◆ **Exercise requirements**
Find the number of lines in these records where the word "document" appears. Reply with that number and nothing more.

◆ **Material to process**
··········

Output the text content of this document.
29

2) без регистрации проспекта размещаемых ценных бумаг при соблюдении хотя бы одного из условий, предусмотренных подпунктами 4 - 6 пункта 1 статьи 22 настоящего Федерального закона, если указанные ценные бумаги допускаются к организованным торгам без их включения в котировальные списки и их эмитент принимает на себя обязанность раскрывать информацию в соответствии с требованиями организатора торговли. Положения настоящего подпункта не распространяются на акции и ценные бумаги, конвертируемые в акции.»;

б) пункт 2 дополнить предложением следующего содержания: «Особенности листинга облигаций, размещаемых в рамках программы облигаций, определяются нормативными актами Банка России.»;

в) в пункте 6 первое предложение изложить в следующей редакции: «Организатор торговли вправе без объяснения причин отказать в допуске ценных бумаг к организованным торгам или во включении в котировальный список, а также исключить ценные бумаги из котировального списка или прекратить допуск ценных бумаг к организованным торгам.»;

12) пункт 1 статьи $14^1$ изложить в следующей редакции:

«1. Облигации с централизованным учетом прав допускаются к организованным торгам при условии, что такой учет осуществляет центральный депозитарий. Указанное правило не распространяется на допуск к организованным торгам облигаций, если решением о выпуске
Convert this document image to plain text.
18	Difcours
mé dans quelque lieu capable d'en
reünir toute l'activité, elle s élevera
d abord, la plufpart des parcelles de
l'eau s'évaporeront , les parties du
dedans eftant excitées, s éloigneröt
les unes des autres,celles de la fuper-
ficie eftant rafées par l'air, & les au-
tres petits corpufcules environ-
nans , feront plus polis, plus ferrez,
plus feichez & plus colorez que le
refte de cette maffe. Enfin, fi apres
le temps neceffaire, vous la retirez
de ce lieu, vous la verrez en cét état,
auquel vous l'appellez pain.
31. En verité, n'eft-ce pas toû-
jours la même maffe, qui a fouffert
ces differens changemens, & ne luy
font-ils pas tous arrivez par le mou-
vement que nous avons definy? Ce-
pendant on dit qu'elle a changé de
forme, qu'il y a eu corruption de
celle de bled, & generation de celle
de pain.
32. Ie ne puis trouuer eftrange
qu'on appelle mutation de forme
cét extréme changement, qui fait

··········

◆ **Result below**
2